Start of Record extracts

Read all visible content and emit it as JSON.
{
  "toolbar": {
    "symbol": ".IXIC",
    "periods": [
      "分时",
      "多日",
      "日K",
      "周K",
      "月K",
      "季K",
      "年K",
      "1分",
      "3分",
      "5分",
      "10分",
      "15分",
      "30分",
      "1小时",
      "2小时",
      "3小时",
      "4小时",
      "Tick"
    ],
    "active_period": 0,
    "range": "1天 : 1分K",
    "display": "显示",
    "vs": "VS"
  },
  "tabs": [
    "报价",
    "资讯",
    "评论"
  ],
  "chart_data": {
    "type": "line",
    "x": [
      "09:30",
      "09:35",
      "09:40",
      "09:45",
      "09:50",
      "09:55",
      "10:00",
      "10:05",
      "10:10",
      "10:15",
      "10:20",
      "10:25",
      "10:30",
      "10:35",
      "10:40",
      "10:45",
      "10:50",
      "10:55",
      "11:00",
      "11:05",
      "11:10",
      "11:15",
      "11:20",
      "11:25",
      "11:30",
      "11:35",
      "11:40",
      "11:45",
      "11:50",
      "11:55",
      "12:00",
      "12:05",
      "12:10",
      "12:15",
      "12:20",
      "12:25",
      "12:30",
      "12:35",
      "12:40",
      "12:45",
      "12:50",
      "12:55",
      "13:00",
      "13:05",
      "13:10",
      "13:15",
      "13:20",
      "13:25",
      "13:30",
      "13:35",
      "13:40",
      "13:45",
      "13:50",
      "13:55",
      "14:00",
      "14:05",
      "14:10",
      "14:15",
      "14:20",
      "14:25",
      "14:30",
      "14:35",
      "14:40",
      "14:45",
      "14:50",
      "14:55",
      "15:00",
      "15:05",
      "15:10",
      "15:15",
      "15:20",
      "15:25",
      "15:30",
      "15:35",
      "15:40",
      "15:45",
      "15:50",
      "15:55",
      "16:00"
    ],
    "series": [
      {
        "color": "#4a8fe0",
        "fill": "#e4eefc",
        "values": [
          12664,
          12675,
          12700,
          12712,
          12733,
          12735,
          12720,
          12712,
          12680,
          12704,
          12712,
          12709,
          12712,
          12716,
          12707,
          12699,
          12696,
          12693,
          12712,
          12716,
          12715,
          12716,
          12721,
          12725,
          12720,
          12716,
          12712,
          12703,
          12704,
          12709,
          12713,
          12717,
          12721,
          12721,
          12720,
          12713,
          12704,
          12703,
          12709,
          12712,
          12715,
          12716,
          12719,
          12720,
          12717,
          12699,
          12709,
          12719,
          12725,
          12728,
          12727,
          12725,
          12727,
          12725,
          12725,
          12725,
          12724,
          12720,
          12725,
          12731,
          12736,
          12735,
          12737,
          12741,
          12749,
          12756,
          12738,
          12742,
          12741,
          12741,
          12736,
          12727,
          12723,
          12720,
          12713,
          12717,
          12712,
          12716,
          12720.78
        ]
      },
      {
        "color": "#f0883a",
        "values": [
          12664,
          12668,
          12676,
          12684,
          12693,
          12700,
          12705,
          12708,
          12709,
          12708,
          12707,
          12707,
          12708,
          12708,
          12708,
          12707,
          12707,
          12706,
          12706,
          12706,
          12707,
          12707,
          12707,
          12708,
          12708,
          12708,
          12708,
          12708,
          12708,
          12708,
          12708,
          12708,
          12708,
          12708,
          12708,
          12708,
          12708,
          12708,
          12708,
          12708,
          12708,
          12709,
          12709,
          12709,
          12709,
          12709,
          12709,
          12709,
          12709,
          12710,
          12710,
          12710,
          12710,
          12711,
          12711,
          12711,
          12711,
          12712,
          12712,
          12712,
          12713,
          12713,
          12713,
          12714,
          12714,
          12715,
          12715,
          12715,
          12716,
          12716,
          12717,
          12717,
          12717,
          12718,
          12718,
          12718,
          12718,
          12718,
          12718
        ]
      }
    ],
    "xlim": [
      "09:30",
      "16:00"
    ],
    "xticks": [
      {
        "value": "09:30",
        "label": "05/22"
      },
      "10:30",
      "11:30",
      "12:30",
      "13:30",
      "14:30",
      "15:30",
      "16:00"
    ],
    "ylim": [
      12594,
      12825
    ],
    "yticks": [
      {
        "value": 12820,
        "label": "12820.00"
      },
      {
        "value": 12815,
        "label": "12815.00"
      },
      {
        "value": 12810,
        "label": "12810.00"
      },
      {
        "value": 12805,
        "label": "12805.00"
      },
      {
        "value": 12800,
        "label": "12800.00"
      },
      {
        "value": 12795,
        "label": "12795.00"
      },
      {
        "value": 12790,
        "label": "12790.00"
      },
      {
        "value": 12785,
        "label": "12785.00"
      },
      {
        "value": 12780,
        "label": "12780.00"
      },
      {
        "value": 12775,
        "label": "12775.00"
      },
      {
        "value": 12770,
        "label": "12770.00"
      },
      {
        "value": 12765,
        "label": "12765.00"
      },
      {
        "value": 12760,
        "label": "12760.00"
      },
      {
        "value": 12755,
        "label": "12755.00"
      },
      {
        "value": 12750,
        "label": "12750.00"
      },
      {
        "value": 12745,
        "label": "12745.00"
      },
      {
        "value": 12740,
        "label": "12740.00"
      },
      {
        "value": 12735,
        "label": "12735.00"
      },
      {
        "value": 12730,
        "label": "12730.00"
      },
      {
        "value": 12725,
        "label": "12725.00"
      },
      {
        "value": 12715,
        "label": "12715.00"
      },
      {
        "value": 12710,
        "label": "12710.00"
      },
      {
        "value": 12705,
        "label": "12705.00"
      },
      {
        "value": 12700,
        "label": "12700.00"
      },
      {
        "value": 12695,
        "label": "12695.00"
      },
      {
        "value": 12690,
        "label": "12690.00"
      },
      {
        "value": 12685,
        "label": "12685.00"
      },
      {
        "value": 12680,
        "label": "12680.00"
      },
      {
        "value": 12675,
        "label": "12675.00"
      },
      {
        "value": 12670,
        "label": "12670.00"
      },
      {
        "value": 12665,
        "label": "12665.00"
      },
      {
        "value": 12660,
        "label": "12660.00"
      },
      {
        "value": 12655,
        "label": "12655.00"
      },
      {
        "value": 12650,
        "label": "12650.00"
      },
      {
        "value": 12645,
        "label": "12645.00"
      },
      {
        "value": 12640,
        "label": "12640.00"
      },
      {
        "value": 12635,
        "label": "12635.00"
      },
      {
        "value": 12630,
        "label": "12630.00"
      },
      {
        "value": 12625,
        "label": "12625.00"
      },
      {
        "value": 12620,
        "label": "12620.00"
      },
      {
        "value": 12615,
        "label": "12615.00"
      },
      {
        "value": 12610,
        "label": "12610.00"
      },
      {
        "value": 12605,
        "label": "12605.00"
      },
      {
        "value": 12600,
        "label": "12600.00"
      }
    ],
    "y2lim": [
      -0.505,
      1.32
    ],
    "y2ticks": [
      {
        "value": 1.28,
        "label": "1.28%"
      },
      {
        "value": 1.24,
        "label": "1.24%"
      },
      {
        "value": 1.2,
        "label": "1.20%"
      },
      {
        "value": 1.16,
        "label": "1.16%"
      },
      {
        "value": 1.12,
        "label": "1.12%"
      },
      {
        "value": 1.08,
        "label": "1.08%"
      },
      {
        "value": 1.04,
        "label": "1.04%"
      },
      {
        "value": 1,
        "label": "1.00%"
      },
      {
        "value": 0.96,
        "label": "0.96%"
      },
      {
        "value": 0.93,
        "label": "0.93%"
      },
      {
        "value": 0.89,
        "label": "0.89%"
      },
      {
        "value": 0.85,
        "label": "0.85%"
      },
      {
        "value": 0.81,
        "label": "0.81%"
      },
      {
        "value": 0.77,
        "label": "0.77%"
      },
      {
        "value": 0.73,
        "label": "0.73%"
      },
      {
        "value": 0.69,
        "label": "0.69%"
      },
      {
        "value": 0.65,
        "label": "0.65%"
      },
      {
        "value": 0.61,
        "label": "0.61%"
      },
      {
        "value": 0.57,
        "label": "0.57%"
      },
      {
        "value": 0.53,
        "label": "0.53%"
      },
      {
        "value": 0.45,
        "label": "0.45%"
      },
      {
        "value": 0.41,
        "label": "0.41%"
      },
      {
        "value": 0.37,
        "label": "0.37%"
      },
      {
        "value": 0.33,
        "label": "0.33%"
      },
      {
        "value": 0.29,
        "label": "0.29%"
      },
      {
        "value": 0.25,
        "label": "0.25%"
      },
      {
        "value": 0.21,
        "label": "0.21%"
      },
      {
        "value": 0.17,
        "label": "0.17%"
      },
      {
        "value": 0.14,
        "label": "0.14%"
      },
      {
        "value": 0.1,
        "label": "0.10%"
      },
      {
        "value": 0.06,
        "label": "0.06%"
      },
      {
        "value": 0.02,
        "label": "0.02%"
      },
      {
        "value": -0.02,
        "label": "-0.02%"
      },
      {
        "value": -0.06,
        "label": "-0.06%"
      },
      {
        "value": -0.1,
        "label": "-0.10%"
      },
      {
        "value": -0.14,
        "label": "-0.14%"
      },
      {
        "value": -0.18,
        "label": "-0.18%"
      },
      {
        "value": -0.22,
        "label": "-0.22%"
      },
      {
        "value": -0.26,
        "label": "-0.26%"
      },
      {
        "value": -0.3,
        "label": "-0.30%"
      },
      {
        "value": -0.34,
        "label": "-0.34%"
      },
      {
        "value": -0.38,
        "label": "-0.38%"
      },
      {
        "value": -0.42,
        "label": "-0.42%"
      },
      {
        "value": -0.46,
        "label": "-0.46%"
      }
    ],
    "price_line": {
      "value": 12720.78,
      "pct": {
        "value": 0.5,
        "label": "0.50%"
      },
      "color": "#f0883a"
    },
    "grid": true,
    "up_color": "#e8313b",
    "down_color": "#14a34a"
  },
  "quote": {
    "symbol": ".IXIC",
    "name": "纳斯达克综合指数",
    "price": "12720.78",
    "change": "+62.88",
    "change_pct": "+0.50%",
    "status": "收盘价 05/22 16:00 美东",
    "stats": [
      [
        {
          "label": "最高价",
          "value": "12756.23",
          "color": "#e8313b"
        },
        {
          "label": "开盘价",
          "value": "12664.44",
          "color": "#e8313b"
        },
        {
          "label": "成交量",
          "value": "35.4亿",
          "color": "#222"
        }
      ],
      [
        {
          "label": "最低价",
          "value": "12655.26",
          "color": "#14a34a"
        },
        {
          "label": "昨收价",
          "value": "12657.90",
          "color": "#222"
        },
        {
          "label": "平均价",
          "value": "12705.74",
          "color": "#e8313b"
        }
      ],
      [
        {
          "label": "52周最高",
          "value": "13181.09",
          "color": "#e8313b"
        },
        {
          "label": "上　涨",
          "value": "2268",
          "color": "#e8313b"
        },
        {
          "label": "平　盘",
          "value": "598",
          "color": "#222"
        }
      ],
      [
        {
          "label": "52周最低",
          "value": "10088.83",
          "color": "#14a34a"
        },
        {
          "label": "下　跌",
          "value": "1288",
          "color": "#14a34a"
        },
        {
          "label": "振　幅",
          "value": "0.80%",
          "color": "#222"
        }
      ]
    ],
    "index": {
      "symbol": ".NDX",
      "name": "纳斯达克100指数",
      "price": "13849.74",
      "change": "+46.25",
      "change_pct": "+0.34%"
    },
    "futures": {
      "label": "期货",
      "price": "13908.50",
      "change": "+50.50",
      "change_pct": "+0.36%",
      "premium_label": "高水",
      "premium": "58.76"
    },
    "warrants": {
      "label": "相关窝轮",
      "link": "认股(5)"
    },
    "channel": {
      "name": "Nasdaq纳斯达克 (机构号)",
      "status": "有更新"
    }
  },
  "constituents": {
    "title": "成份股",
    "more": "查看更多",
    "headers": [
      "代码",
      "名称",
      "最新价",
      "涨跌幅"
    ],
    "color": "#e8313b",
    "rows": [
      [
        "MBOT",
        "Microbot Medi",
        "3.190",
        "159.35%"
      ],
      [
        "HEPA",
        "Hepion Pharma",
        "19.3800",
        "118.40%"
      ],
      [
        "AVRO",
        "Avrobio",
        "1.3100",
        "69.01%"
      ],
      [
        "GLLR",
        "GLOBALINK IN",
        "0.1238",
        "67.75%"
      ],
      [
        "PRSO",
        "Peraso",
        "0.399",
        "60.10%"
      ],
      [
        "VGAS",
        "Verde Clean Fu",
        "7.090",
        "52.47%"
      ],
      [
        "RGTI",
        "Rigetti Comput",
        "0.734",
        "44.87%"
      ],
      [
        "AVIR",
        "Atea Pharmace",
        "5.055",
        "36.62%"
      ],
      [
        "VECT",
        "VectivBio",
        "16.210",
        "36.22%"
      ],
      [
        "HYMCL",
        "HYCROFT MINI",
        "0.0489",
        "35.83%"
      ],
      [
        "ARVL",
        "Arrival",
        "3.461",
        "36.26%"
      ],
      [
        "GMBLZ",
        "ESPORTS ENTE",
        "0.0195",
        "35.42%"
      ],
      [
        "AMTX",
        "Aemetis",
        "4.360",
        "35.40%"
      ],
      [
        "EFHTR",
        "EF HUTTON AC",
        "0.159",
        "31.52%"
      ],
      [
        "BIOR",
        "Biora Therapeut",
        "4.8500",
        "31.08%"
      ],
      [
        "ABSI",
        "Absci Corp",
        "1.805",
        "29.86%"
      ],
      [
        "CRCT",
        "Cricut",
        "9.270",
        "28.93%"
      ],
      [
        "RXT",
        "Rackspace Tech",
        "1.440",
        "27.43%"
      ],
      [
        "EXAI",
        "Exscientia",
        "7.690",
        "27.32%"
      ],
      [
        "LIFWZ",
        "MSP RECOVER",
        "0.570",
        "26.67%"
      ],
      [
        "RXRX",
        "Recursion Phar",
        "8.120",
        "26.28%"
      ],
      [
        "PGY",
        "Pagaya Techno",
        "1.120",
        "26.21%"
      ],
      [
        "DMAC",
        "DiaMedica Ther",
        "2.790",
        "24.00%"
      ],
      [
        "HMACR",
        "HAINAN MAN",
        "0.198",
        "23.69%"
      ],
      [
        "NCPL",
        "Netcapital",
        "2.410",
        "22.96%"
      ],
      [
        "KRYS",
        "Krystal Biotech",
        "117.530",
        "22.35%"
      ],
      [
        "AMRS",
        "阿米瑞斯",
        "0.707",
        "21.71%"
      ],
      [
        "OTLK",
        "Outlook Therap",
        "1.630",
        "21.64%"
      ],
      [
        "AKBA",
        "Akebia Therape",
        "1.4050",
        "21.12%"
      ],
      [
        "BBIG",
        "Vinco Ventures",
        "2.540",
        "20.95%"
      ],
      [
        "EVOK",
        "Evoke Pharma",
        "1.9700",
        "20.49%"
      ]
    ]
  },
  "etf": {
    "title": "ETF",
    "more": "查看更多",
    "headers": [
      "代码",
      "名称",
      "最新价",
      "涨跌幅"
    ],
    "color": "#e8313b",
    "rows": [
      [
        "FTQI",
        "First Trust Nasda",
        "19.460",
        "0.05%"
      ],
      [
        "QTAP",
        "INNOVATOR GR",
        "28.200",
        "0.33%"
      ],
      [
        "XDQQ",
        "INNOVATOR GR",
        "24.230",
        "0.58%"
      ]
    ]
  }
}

End of Record extracts

Your objective:
Across the records above, count the lines holding "name" and reply with that number alone.

Complete response:
3